▶ DIRECTIONS FOR THIS TASK
Each line below is to be written out in full, exactly as shown.

▶ THE RECORDS
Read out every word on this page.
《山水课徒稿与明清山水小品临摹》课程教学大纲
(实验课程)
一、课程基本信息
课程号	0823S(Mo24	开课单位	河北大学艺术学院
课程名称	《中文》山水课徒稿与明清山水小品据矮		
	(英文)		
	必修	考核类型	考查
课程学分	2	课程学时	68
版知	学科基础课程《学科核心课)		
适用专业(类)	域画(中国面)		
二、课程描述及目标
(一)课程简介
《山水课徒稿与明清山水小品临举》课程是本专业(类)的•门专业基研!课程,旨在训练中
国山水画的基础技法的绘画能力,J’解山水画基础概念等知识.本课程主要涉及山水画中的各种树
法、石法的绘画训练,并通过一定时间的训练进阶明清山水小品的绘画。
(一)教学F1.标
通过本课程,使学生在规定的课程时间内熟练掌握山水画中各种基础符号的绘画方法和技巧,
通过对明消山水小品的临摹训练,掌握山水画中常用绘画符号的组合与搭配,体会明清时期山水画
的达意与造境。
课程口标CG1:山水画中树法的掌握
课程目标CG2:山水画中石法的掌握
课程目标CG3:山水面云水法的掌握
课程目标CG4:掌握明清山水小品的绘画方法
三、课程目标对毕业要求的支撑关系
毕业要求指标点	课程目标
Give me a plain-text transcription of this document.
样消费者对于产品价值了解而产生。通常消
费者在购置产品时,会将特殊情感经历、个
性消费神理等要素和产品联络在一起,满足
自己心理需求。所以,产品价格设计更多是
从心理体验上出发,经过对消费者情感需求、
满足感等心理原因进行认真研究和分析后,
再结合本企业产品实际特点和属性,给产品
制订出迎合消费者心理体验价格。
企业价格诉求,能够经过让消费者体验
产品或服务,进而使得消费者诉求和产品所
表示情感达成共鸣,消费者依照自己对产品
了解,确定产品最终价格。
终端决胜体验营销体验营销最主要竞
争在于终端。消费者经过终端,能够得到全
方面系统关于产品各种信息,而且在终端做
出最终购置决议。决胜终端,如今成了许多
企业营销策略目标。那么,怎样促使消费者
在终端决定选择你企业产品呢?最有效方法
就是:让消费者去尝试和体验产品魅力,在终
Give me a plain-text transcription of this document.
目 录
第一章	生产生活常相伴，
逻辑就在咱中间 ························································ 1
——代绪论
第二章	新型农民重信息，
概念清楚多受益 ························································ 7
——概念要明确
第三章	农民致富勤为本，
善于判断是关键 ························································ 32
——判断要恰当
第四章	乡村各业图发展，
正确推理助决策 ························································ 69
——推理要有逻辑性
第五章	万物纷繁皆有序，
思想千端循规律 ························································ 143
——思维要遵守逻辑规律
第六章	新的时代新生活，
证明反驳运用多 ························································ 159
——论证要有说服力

▶ RESPONSE
Read out every word on this page.
《山水课徒稿与明清山水小品临摹》课程教学大纲
(实验课程)
一、课程基本信息
课程号	0823S(Mo24	开课单位	河北大学艺术学院
课程名称	《中文》山水课徒稿与明清山水小品据矮		
	(英文)		
	必修	考核类型	考查
课程学分	2	课程学时	68
版知	学科基础课程《学科核心课)		
适用专业(类)	域画(中国面)		
二、课程描述及目标
(一)课程简介
《山水课徒稿与明清山水小品临举》课程是本专业(类)的•门专业基研!课程,旨在训练中
国山水画的基础技法的绘画能力,J’解山水画基础概念等知识.本课程主要涉及山水画中的各种树
法、石法的绘画训练,并通过一定时间的训练进阶明清山水小品的绘画。
(一)教学F1.标
通过本课程,使学生在规定的课程时间内熟练掌握山水画中各种基础符号的绘画方法和技巧,
通过对明消山水小品的临摹训练,掌握山水画中常用绘画符号的组合与搭配,体会明清时期山水画
的达意与造境。
课程口标CG1:山水画中树法的掌握
课程目标CG2:山水画中石法的掌握
课程目标CG3:山水面云水法的掌握
课程目标CG4:掌握明清山水小品的绘画方法
三、课程目标对毕业要求的支撑关系
毕业要求指标点	课程目标
Give me a plain-text transcription of this document.
样消费者对于产品价值了解而产生。通常消
费者在购置产品时,会将特殊情感经历、个
性消费神理等要素和产品联络在一起,满足
自己心理需求。所以,产品价格设计更多是
从心理体验上出发,经过对消费者情感需求、
满足感等心理原因进行认真研究和分析后,
再结合本企业产品实际特点和属性,给产品
制订出迎合消费者心理体验价格。
企业价格诉求,能够经过让消费者体验
产品或服务,进而使得消费者诉求和产品所
表示情感达成共鸣,消费者依照自己对产品
了解,确定产品最终价格。
终端决胜体验营销体验营销最主要竞
争在于终端。消费者经过终端,能够得到全
方面系统关于产品各种信息,而且在终端做
出最终购置决议。决胜终端,如今成了许多
企业营销策略目标。那么,怎样促使消费者
在终端决定选择你企业产品呢?最有效方法
就是:让消费者去尝试和体验产品魅力,在终
Give me a plain-text transcription of this document.
目 录
第一章	生产生活常相伴，
逻辑就在咱中间 ························································ 1
——代绪论
第二章	新型农民重信息，
概念清楚多受益 ························································ 7
——概念要明确
第三章	农民致富勤为本，
善于判断是关键 ························································ 32
——判断要恰当
第四章	乡村各业图发展，
正确推理助决策 ························································ 69
——推理要有逻辑性
第五章	万物纷繁皆有序，
思想千端循规律 ························································ 143
——思维要遵守逻辑规律
第六章	新的时代新生活，
证明反驳运用多 ························································ 159
——论证要有说服力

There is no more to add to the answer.